start Material

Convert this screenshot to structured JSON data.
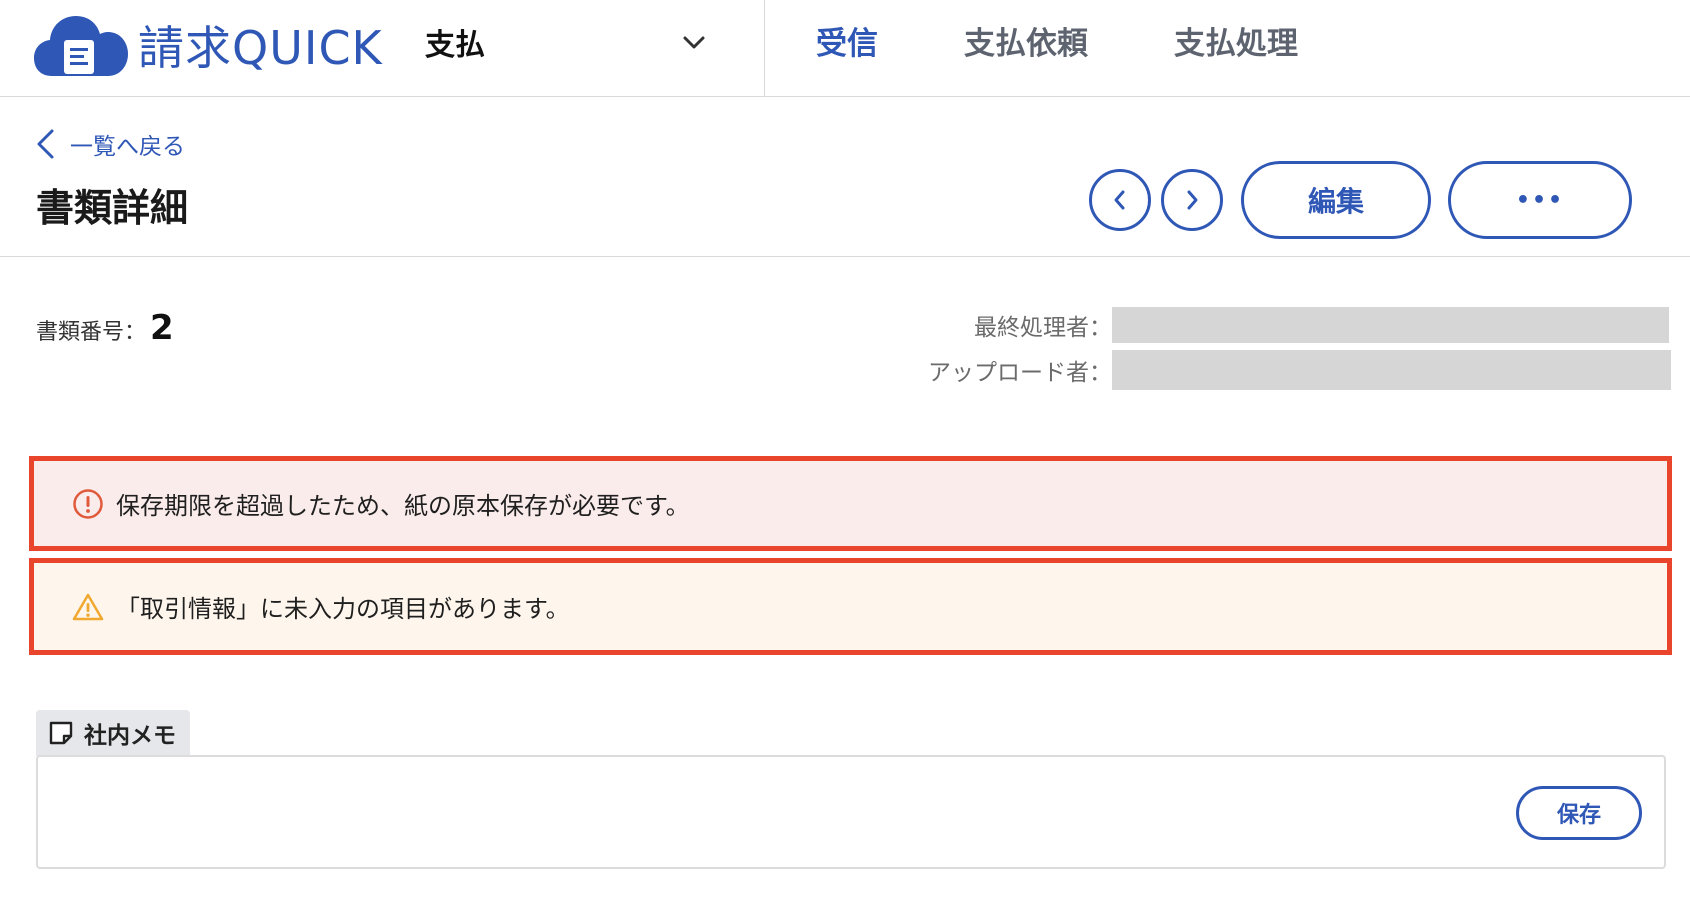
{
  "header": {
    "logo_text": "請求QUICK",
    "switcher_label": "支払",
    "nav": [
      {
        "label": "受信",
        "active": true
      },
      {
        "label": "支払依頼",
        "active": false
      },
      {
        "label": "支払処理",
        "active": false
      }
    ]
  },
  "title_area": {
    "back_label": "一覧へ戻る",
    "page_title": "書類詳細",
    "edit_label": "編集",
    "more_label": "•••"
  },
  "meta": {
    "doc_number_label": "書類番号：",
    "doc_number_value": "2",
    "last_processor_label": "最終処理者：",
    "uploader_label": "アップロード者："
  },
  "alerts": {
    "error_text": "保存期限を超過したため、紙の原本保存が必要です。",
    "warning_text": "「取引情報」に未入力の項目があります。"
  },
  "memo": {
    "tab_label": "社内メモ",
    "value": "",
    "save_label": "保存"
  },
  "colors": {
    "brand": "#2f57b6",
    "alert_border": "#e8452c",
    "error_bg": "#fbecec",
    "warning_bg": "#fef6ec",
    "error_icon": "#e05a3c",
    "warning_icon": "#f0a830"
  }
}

end Material

> [Given exercise]: Exclude the pictures, and transcribe all of the material exactly.

> [Solution to this task]:
Convert this screenshot to structured JSON data.
{
  "header": {
    "logo_text": "請求QUICK",
    "switcher_label": "支払",
    "nav": [
      {
        "label": "受信",
        "active": true
      },
      {
        "label": "支払依頼",
        "active": false
      },
      {
        "label": "支払処理",
        "active": false
      }
    ]
  },
  "title_area": {
    "back_label": "一覧へ戻る",
    "page_title": "書類詳細",
    "edit_label": "編集",
    "more_label": "•••"
  },
  "meta": {
    "doc_number_label": "書類番号：",
    "doc_number_value": "2",
    "last_processor_label": "最終処理者：",
    "uploader_label": "アップロード者："
  },
  "alerts": {
    "error_text": "保存期限を超過したため、紙の原本保存が必要です。",
    "warning_text": "「取引情報」に未入力の項目があります。"
  },
  "memo": {
    "tab_label": "社内メモ",
    "value": "",
    "save_label": "保存"
  },
  "colors": {
    "brand": "#2f57b6",
    "alert_border": "#e8452c",
    "error_bg": "#fbecec",
    "warning_bg": "#fef6ec",
    "error_icon": "#e05a3c",
    "warning_icon": "#f0a830"
  }
}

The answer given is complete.